Dataset listings of figures
◆ ◆ ◆ ◆ ◆

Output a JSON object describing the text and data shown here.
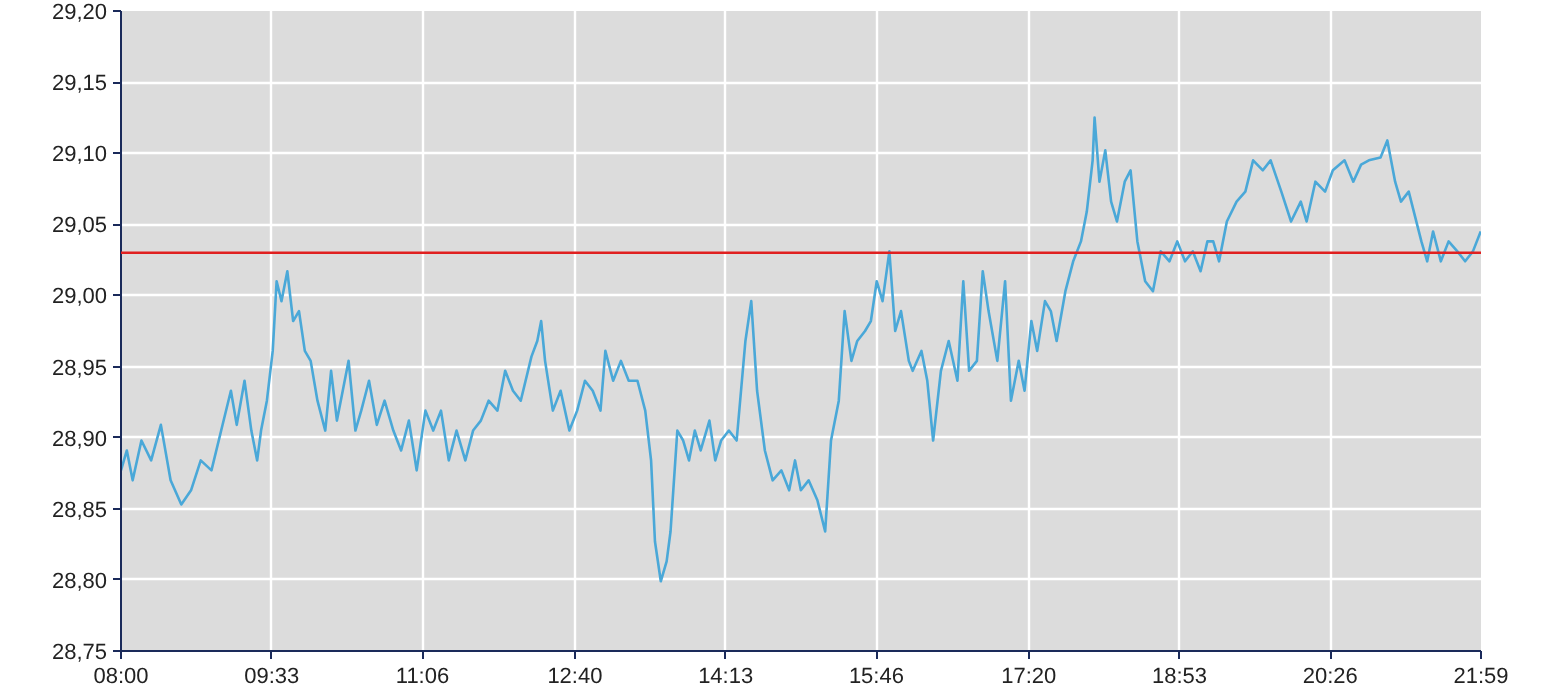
{
  "chart_data": {
    "type": "line",
    "x": [
      8.0,
      8.06,
      8.12,
      8.21,
      8.31,
      8.41,
      8.51,
      8.62,
      8.72,
      8.82,
      8.93,
      9.03,
      9.13,
      9.19,
      9.27,
      9.34,
      9.4,
      9.44,
      9.5,
      9.56,
      9.6,
      9.65,
      9.71,
      9.77,
      9.83,
      9.89,
      9.95,
      10.02,
      10.1,
      10.16,
      10.22,
      10.28,
      10.34,
      10.41,
      10.47,
      10.55,
      10.63,
      10.71,
      10.8,
      10.88,
      10.96,
      11.04,
      11.13,
      11.21,
      11.29,
      11.37,
      11.45,
      11.54,
      11.62,
      11.7,
      11.78,
      11.87,
      11.95,
      12.03,
      12.11,
      12.22,
      12.28,
      12.32,
      12.36,
      12.44,
      12.52,
      12.61,
      12.69,
      12.77,
      12.85,
      12.93,
      12.98,
      13.06,
      13.14,
      13.22,
      13.31,
      13.39,
      13.45,
      13.49,
      13.55,
      13.61,
      13.65,
      13.72,
      13.78,
      13.84,
      13.9,
      13.96,
      14.05,
      14.11,
      14.17,
      14.25,
      14.33,
      14.42,
      14.48,
      14.54,
      14.62,
      14.7,
      14.79,
      14.87,
      14.93,
      14.99,
      15.07,
      15.16,
      15.24,
      15.3,
      15.38,
      15.44,
      15.51,
      15.57,
      15.65,
      15.71,
      15.77,
      15.83,
      15.9,
      15.96,
      16.02,
      16.1,
      16.14,
      16.23,
      16.29,
      16.35,
      16.43,
      16.51,
      16.6,
      16.66,
      16.72,
      16.8,
      16.86,
      16.92,
      17.01,
      17.09,
      17.15,
      17.23,
      17.29,
      17.36,
      17.42,
      17.5,
      17.56,
      17.62,
      17.71,
      17.79,
      17.87,
      17.93,
      17.99,
      18.01,
      18.06,
      18.12,
      18.18,
      18.24,
      18.32,
      18.38,
      18.45,
      18.53,
      18.61,
      18.69,
      18.78,
      18.86,
      18.94,
      19.02,
      19.1,
      19.17,
      19.23,
      19.29,
      19.37,
      19.47,
      19.56,
      19.64,
      19.74,
      19.82,
      19.93,
      20.03,
      20.13,
      20.19,
      20.28,
      20.38,
      20.46,
      20.58,
      20.67,
      20.75,
      20.83,
      20.95,
      21.02,
      21.1,
      21.16,
      21.24,
      21.37,
      21.43,
      21.49,
      21.57,
      21.65,
      21.74,
      21.82,
      21.9,
      21.98
    ],
    "series": [
      {
        "color": "#4aa8d8",
        "values": [
          28.877,
          28.891,
          28.87,
          28.898,
          28.884,
          28.909,
          28.87,
          28.853,
          28.863,
          28.884,
          28.877,
          28.905,
          28.933,
          28.909,
          28.94,
          28.905,
          28.884,
          28.905,
          28.926,
          28.961,
          29.01,
          28.996,
          29.017,
          28.982,
          28.989,
          28.961,
          28.954,
          28.926,
          28.905,
          28.947,
          28.912,
          28.933,
          28.954,
          28.905,
          28.919,
          28.94,
          28.909,
          28.926,
          28.905,
          28.891,
          28.912,
          28.877,
          28.919,
          28.905,
          28.919,
          28.884,
          28.905,
          28.884,
          28.905,
          28.912,
          28.926,
          28.919,
          28.947,
          28.933,
          28.926,
          28.957,
          28.968,
          28.982,
          28.954,
          28.919,
          28.933,
          28.905,
          28.919,
          28.94,
          28.933,
          28.919,
          28.961,
          28.94,
          28.954,
          28.94,
          28.94,
          28.919,
          28.884,
          28.827,
          28.799,
          28.813,
          28.834,
          28.905,
          28.898,
          28.884,
          28.905,
          28.891,
          28.912,
          28.884,
          28.898,
          28.905,
          28.898,
          28.968,
          28.996,
          28.933,
          28.891,
          28.87,
          28.877,
          28.863,
          28.884,
          28.863,
          28.87,
          28.856,
          28.834,
          28.898,
          28.926,
          28.989,
          28.954,
          28.968,
          28.975,
          28.982,
          29.01,
          28.996,
          29.031,
          28.975,
          28.989,
          28.954,
          28.947,
          28.961,
          28.94,
          28.898,
          28.947,
          28.968,
          28.94,
          29.01,
          28.947,
          28.954,
          29.017,
          28.989,
          28.954,
          29.01,
          28.926,
          28.954,
          28.933,
          28.982,
          28.961,
          28.996,
          28.989,
          28.968,
          29.003,
          29.024,
          29.038,
          29.059,
          29.095,
          29.125,
          29.08,
          29.102,
          29.066,
          29.052,
          29.08,
          29.088,
          29.038,
          29.01,
          29.003,
          29.031,
          29.024,
          29.038,
          29.024,
          29.031,
          29.017,
          29.038,
          29.038,
          29.024,
          29.052,
          29.066,
          29.073,
          29.095,
          29.088,
          29.095,
          29.073,
          29.052,
          29.066,
          29.052,
          29.08,
          29.073,
          29.088,
          29.095,
          29.08,
          29.092,
          29.095,
          29.097,
          29.109,
          29.08,
          29.066,
          29.073,
          29.038,
          29.024,
          29.045,
          29.024,
          29.038,
          29.031,
          29.024,
          29.031,
          29.045
        ]
      }
    ],
    "xlim": [
      8,
      21.983
    ],
    "xticks": [
      {
        "value": 8,
        "label": "08:00"
      },
      {
        "value": 9.55,
        "label": "09:33"
      },
      {
        "value": 11.1,
        "label": "11:06"
      },
      {
        "value": 12.667,
        "label": "12:40"
      },
      {
        "value": 14.217,
        "label": "14:13"
      },
      {
        "value": 15.767,
        "label": "15:46"
      },
      {
        "value": 17.333,
        "label": "17:20"
      },
      {
        "value": 18.883,
        "label": "18:53"
      },
      {
        "value": 20.433,
        "label": "20:26"
      },
      {
        "value": 21.983,
        "label": "21:59"
      }
    ],
    "ylim": [
      28.75,
      29.2
    ],
    "yticks": [
      {
        "value": 28.75,
        "label": "28,75"
      },
      {
        "value": 28.8,
        "label": "28,80"
      },
      {
        "value": 28.85,
        "label": "28,85"
      },
      {
        "value": 28.9,
        "label": "28,90"
      },
      {
        "value": 28.95,
        "label": "28,95"
      },
      {
        "value": 29.0,
        "label": "29,00"
      },
      {
        "value": 29.05,
        "label": "29,05"
      },
      {
        "value": 29.1,
        "label": "29,10"
      },
      {
        "value": 29.15,
        "label": "29,15"
      },
      {
        "value": 29.2,
        "label": "29,20"
      }
    ],
    "ref_lines": [
      {
        "axis": "y",
        "value": 29.03,
        "color": "#e02020"
      }
    ],
    "grid": true,
    "line_style": "solid",
    "marker": "none"
  }
}
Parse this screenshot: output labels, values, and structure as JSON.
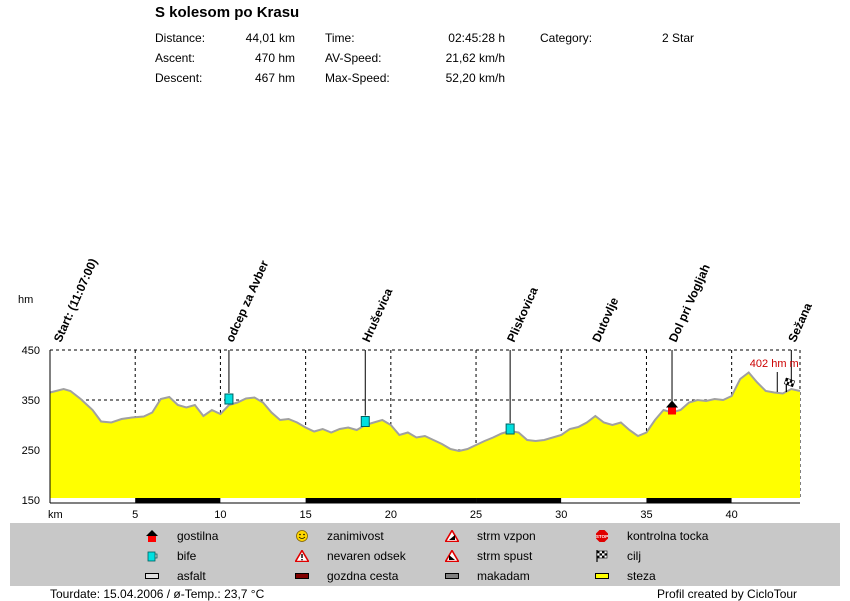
{
  "header": {
    "title": "S kolesom po Krasu",
    "stats": [
      {
        "label": "Distance:",
        "value": "44,01 km"
      },
      {
        "label": "Ascent:",
        "value": "470 hm"
      },
      {
        "label": "Descent:",
        "value": "467 hm"
      },
      {
        "label": "Time:",
        "value": "02:45:28 h"
      },
      {
        "label": "AV-Speed:",
        "value": "21,62 km/h"
      },
      {
        "label": "Max-Speed:",
        "value": "52,20 km/h"
      },
      {
        "label": "Category:",
        "value": "2 Star"
      }
    ]
  },
  "chart_data": {
    "type": "area",
    "xlabel": "km",
    "ylabel": "hm",
    "xlim": [
      0,
      44.01
    ],
    "ylim": [
      150,
      450
    ],
    "x_ticks": [
      5,
      10,
      15,
      20,
      25,
      30,
      35,
      40
    ],
    "y_ticks": [
      150,
      250,
      350,
      450
    ],
    "grid": true,
    "fill_color": "#ffff00",
    "line_color": "#a0a0a0",
    "x": [
      0,
      0.8,
      1.2,
      1.8,
      2.5,
      3.0,
      3.6,
      4.2,
      4.8,
      5.5,
      6.0,
      6.5,
      7.0,
      7.5,
      8.0,
      8.5,
      9.0,
      9.5,
      10.0,
      10.5,
      11.0,
      11.5,
      12.0,
      12.5,
      13.0,
      13.5,
      14.0,
      14.5,
      15.0,
      15.5,
      16.0,
      16.5,
      17.0,
      17.5,
      18.0,
      18.5,
      19.0,
      19.5,
      20.0,
      20.5,
      21.0,
      21.5,
      22.0,
      22.5,
      23.0,
      23.5,
      24.0,
      24.5,
      25.0,
      25.5,
      26.0,
      26.5,
      27.0,
      27.5,
      28.0,
      28.5,
      29.0,
      29.5,
      30.0,
      30.5,
      31.0,
      31.5,
      32.0,
      32.5,
      33.0,
      33.5,
      34.0,
      34.5,
      35.0,
      35.5,
      36.0,
      36.5,
      37.0,
      37.5,
      38.0,
      38.5,
      39.0,
      39.5,
      40.0,
      40.5,
      41.0,
      41.5,
      42.0,
      42.5,
      43.0,
      43.5,
      44.01
    ],
    "values": [
      365,
      372,
      368,
      352,
      330,
      307,
      305,
      312,
      315,
      317,
      325,
      352,
      356,
      340,
      335,
      340,
      318,
      330,
      322,
      340,
      345,
      353,
      355,
      345,
      325,
      310,
      312,
      305,
      295,
      287,
      292,
      285,
      292,
      295,
      290,
      300,
      305,
      310,
      300,
      280,
      285,
      275,
      278,
      270,
      262,
      252,
      248,
      252,
      260,
      268,
      275,
      283,
      288,
      285,
      270,
      268,
      270,
      275,
      280,
      292,
      296,
      305,
      318,
      305,
      300,
      305,
      290,
      278,
      285,
      310,
      330,
      325,
      330,
      345,
      350,
      348,
      352,
      350,
      358,
      392,
      405,
      385,
      368,
      365,
      363,
      372,
      368
    ],
    "annotations": [
      {
        "label": "Start: (11:07:00)",
        "km": 0.4,
        "icon": null,
        "alt": null
      },
      {
        "label": "odcep za Avber",
        "km": 10.5,
        "icon": "bife",
        "alt": 352
      },
      {
        "label": "Hruševica",
        "km": 18.5,
        "icon": "bife",
        "alt": 307
      },
      {
        "label": "Pliskovica",
        "km": 27.0,
        "icon": "bife",
        "alt": 292
      },
      {
        "label": "Dutovlje",
        "km": 32.0,
        "icon": null,
        "alt": null
      },
      {
        "label": "Dol pri Vogljah",
        "km": 36.5,
        "icon": "gostilna",
        "alt": 335
      },
      {
        "label": "Sežana",
        "km": 43.5,
        "icon": "cilj",
        "alt": 378
      }
    ],
    "max_label": "402 hm m",
    "max_km": 42.5,
    "surface": [
      {
        "from": 0,
        "to": 5,
        "type": "asfalt"
      },
      {
        "from": 5,
        "to": 10,
        "type": "gozdna cesta"
      },
      {
        "from": 10,
        "to": 15,
        "type": "asfalt"
      },
      {
        "from": 15,
        "to": 25,
        "type": "gozdna cesta"
      },
      {
        "from": 25,
        "to": 30,
        "type": "gozdna cesta"
      },
      {
        "from": 30,
        "to": 35,
        "type": "asfalt"
      },
      {
        "from": 35,
        "to": 40,
        "type": "gozdna cesta"
      },
      {
        "from": 40,
        "to": 44.01,
        "type": "asfalt"
      }
    ]
  },
  "legend": {
    "items": [
      {
        "label": "gostilna",
        "icon": "house-icon",
        "color": "#ff0000"
      },
      {
        "label": "zanimivost",
        "icon": "smiley-icon",
        "color": "#ffd700"
      },
      {
        "label": "strm vzpon",
        "icon": "steep-climb-icon",
        "color": "#ff0000"
      },
      {
        "label": "kontrolna tocka",
        "icon": "stop-sign-icon",
        "color": "#ff0000"
      },
      {
        "label": "bife",
        "icon": "mug-icon",
        "color": "#00e0e0"
      },
      {
        "label": "nevaren odsek",
        "icon": "warning-icon",
        "color": "#ff0000"
      },
      {
        "label": "strm spust",
        "icon": "steep-descent-icon",
        "color": "#ff0000"
      },
      {
        "label": "cilj",
        "icon": "checkered-flag-icon",
        "color": "#000000"
      },
      {
        "label": "asfalt",
        "icon": "asphalt-swatch-icon",
        "color": "#e0e0e0"
      },
      {
        "label": "gozdna cesta",
        "icon": "forest-road-swatch-icon",
        "color": "#800000"
      },
      {
        "label": "makadam",
        "icon": "gravel-swatch-icon",
        "color": "#808080"
      },
      {
        "label": "steza",
        "icon": "trail-swatch-icon",
        "color": "#ffff00"
      }
    ]
  },
  "footer": {
    "tourdate": "Tourdate: 15.04.2006  /  ø-Temp.: 23,7 °C",
    "credit": "Profil created by CicloTour"
  }
}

◆ ◆ ◆ ◆ ◆

Pull out every line in the data above that has the word "values".

        "values": [
Parse this screenshot: output labels, values, and structure as JSON.
    "values": [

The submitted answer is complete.